=== STATED GOAL A ===
According to the EventKG notebook, what repository name must the active GraphDB endpoint use?
=== STATED GOAL B ===
Carry on the EventKG event-retrieval notebook from the point where it stops.

=== TEXT EXTRACT ===
________________

# EventKG - Retrieving events for experiments

The aim of the notebook is to automatically retrieve events for the search experiment, with other information like start and end dates.

Before running the notebook, ensure to have the followings:
* EventKG downloaded and preprocessed, cf. `eventkg-filtering.ipynb`
* Subset of EventKG loaded in [GraphDB](https://graphdb.ontotext.com)
* GraphDB endpoint active (Repositories name `eventkg`)

In [None]:
import io
import os
import json
import yaml
import requests
import psutil
from tqdm import tqdm

import ray
from ray.util.multiprocessing.pool import Pool
import pandas as pd
from settings import FOLDER_PATH
from src.hdt_interface import HDTInterface

## 1. Entering and loading variables

In [None]:
# <TO-DO: change if necessary>
FOLDER_SAVE_DATA = os.path.join(FOLDER_PATH, "data-all")
DATASET = "yago"

DATASET_TO_FOLDER = {
    "wikidata": "wikidata-2021-03-05",
    "dbpedia": "dbpedia-snapshot-2021-09",
    "yago": "yago-2020-02-24"
}

nested_dataset = 0 if DATASET == "wikidata" else 1
filter_kb = 1 if DATASET == "dbpedia" else 0

ENDPOINT = "http://localhost:7200/repositories/eventkg"

In [None]:
DATASET_TO_START_URI = {
    "dbpedia": "http://dbpedia",
    "wikidata": "http://www.wikidata",
    "yago": "http://yago"
}

HEADERS = {
    "Accept": "text/csv"
}

NB_CPUS = psutil.cpu_count(logical=False)

In [None]:
# Creating folder if necessary
if not os.path.exists(FOLDER_SAVE_DATA):
    os.makedirs(FOLDER_SAVE_DATA)
if not os.path.exists(os.path.join(FOLDER_SAVE_DATA, DATASET)):
    os.makedirs(os.path.join(FOLDER_SAVE_DATA, DATASET))
for folder in ["config", "gs_events", "referents", "other"]:
    path_folder = os.path.join(FOLDER_SAVE_DATA, DATASET, folder)
    if not os.path.exists(path_folder):
        os.makedirs(path_folder)

In [None]:
# Loading params for search
with open(os.path.join(FOLDER_PATH, "dataset-config", f"{DATASET}.yaml"),
          encoding='utf-8') as file:
    dataset_config = yaml.load(file, Loader=yaml.FullLoader)


interface = HDTInterface(dataset_config=dataset_config, default_pred=[],
                         folder_hdt=DATASET_TO_FOLDER[DATASET],
                         nested_dataset=nested_dataset,
                         filter_kb=filter_kb)

________________

Records from a data collection:
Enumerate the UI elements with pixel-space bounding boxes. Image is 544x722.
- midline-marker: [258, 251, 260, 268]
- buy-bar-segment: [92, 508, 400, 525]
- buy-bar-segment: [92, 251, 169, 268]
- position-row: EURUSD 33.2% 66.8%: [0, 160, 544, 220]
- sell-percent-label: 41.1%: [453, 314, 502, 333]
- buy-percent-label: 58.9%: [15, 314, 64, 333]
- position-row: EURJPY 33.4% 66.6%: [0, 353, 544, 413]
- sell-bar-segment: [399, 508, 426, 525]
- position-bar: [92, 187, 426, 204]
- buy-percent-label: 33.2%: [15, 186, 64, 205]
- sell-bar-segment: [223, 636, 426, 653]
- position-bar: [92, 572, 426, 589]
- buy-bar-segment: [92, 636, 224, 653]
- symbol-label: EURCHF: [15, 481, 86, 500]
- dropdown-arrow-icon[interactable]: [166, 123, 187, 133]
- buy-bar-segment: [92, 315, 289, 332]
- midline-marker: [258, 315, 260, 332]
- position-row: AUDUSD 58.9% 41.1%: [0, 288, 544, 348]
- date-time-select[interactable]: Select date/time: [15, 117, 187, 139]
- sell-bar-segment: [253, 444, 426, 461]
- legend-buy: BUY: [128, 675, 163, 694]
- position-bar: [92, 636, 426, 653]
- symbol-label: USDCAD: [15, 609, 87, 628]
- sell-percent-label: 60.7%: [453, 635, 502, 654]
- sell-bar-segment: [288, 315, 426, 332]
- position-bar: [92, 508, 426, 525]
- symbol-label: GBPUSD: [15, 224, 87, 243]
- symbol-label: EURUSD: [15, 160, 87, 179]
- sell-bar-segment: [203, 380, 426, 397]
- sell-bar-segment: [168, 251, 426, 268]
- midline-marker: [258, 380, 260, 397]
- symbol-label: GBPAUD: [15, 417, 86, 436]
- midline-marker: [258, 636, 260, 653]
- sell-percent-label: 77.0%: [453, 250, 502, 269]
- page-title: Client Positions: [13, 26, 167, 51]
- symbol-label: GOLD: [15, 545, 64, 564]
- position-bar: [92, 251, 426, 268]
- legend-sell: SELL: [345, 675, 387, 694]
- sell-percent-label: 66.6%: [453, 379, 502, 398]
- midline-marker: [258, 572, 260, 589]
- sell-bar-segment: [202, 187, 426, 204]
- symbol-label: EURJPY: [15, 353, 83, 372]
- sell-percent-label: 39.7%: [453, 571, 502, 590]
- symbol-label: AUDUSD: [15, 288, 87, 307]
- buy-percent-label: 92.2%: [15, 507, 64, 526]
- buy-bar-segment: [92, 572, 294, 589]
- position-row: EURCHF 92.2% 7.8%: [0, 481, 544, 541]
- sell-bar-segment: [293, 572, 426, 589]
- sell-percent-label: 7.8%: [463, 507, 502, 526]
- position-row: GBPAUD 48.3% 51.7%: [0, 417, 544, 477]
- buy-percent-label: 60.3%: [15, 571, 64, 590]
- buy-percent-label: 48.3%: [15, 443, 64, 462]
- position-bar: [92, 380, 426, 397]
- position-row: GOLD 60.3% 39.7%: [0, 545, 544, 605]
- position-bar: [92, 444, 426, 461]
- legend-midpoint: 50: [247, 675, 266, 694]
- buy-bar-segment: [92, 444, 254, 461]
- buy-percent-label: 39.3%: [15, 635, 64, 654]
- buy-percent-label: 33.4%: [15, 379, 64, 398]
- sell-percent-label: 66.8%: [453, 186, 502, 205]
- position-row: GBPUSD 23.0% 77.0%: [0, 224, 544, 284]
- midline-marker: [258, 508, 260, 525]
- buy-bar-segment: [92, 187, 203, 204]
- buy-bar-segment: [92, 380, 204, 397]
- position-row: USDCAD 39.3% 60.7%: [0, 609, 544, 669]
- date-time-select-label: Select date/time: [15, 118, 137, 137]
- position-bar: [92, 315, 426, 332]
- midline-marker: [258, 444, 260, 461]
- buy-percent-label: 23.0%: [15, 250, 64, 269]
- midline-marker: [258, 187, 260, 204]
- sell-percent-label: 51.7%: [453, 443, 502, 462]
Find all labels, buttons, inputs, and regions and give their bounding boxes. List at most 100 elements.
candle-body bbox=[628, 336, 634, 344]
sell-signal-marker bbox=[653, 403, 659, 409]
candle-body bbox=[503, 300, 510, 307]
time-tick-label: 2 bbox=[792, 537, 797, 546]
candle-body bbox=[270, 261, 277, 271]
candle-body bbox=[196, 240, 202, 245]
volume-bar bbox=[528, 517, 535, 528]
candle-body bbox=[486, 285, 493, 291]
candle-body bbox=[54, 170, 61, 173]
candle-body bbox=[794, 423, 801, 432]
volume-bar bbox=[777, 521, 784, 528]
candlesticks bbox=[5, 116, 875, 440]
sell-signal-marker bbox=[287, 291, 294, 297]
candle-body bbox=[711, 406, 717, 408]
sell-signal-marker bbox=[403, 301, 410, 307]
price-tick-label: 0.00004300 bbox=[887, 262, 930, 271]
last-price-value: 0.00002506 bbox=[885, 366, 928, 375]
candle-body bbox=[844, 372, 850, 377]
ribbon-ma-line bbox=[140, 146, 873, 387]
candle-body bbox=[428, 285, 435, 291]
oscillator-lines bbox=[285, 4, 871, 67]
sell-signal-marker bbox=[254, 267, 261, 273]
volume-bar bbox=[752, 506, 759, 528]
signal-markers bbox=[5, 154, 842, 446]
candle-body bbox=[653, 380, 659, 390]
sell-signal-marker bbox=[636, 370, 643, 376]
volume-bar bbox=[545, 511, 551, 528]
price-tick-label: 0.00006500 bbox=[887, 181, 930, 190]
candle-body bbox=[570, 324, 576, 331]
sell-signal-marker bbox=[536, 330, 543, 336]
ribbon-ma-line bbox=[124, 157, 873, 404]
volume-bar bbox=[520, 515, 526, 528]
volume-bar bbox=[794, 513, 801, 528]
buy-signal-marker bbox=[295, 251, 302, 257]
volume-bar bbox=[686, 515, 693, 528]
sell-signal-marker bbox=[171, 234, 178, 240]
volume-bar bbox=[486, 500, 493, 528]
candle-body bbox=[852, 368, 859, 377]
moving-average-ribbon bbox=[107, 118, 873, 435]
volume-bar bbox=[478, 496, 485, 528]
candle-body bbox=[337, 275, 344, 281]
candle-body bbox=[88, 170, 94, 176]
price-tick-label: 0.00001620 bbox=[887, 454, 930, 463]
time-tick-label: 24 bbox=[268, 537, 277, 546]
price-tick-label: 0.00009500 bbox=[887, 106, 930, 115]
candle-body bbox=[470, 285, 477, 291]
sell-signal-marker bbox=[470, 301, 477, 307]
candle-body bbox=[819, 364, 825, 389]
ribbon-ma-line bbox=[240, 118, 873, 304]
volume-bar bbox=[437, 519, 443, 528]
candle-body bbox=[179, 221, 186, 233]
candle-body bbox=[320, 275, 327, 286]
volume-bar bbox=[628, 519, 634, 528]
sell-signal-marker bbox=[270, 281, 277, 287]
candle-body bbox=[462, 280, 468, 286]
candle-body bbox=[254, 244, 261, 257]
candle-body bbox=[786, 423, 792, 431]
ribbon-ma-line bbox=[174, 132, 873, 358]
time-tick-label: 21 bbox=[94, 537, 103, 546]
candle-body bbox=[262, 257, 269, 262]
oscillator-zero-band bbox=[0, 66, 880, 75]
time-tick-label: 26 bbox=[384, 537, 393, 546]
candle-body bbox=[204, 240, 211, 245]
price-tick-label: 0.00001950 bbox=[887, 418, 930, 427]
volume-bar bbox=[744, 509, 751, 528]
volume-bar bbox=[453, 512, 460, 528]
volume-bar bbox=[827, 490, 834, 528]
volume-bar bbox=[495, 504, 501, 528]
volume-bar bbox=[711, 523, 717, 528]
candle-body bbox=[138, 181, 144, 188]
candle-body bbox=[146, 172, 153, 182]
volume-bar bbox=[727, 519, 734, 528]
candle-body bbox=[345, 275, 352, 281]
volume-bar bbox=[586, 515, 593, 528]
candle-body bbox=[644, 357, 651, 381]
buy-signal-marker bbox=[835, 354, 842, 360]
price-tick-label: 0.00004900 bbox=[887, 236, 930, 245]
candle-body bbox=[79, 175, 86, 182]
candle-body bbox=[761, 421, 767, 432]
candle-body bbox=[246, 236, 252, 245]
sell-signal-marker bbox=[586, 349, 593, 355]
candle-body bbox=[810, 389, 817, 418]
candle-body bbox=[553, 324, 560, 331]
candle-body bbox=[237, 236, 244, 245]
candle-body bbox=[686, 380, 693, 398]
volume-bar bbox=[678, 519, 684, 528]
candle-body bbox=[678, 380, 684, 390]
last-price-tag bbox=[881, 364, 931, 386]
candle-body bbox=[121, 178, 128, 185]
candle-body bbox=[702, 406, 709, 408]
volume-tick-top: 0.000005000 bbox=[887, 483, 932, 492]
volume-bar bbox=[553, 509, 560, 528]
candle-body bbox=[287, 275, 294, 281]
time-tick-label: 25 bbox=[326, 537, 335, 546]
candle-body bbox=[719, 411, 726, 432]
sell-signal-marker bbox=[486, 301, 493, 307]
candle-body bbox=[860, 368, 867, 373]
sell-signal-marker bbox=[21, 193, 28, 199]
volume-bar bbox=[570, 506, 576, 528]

________________

=== EXERCISE RESULT A ===
The repository must be named `eventkg`.

=== EXERCISE RESULT B ===
## 1. Retrieving events with the most sub events

Using SPARQL Query + GraphDB endpoint

In [None]:
QUERY_RETRIEVE_EVENTS = """
PREFIX sem: <http://semanticweb.cs.vu.nl/2009/11/sem/>
PREFIX owl: <http://www.w3.org/2002/07/owl#>
SELECT ?eventKG (COUNT(DISTINCT ?subEventKG) as ?nbSubEvent)
WHERE {
    
 ?event sem:hasSubEvent* ?subEvent .
 ?event sem:hasBeginTimeStamp ?startTimeEvent .
 ?event sem:hasEndTimeStamp ?endTimeEvent .
 ?event owl:sameAs ?eventKG .

 ?subEvent owl:sameAs ?subEventKG .
 ?subEvent sem:hasBeginTimeStamp ?startTimeSubEvent .
 ?subEvent sem:hasEndTimeStamp ?endTimeSubEvent .
 
 FILTER (?endTimeSubEvent >= ?startTimeEvent) .
 FILTER (?startTimeSubEvent <= ?endTimeEvent) .
 FILTER( strStarts( str(?eventKG), "<dataset_start_uri>" ) ) .
 FILTER( strStarts( str(?subEventKG), "<dataset_start_uri>" ) ) .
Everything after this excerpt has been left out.